> [Belge alıntısı]:
===============

Bir yapının durumu ve dayanıklılığı söz konusu olduğunda sadece malzemenin dikkate alınamayacağını aktaran Yıldırım, "Bir yapının durumunu düşündüğümüzde kendi taşıyıcılığı dışında depremin de etkisi olduğundan depremi de düşünmek lazım. Deprem veya başka faktörler olabilir. Bir yapının kalite bakımından uygun olup olmadığının belirlenmesinde zeminin önemi çok büyük. Bu zeminin haricinde üst yapı da çok önemli. Zeminin kaya dolgusu olup olmadığı, kum veya zamanla sıvılaşmanın gerçekleşecek bir yer olup olmadığı önemlidir. Üst yapısı da ona göre projelendirilmeli. Zemine göre proje, projeye göre de bina kondurmanız gerekir." diye konuştu.

===============

> [Veri seti alıntısı]:
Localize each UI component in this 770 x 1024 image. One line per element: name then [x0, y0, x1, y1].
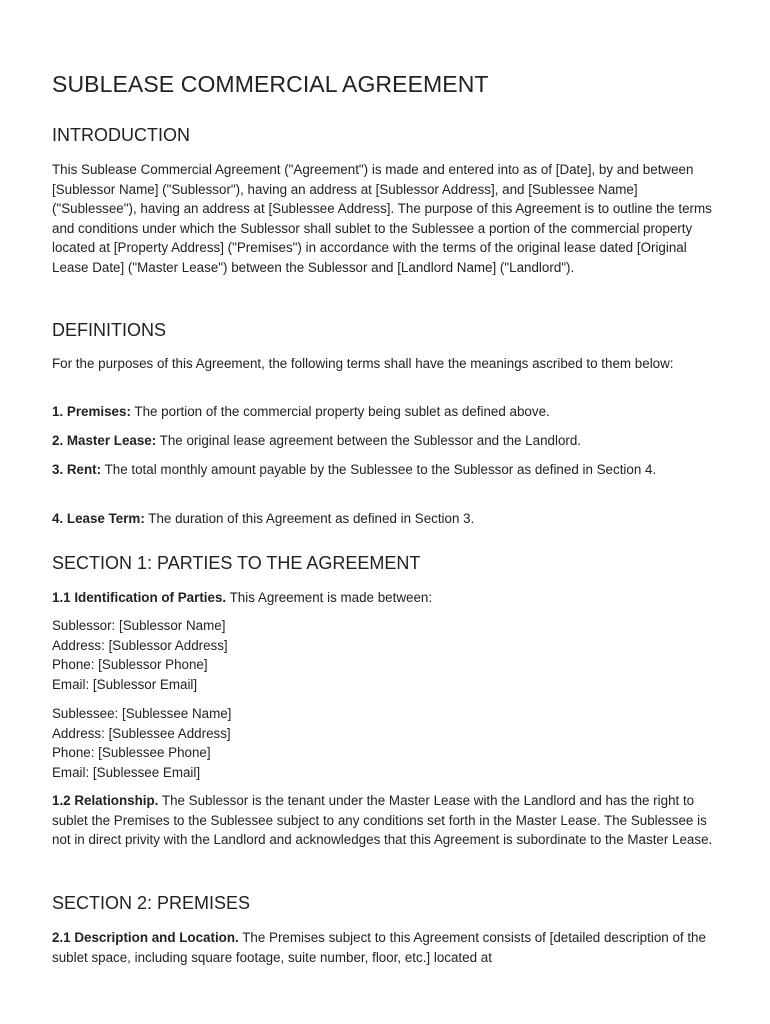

===============

> [Yazılı problem]: Yapı dayanıklılığı üzerine olan metinde Yıldırım, zeminle ilgili hangi durumların önemli olduğunu söylüyor? Lütfen bunların hepsini sıralayın.

> [Görev sonucu]:
- Zeminin kaya dolgusu olup olmadığı
- Zeminin kum olup olmadığı
- Zeminin zamanla sıvılaşmanın gerçekleşeceği bir yer olup olmadığı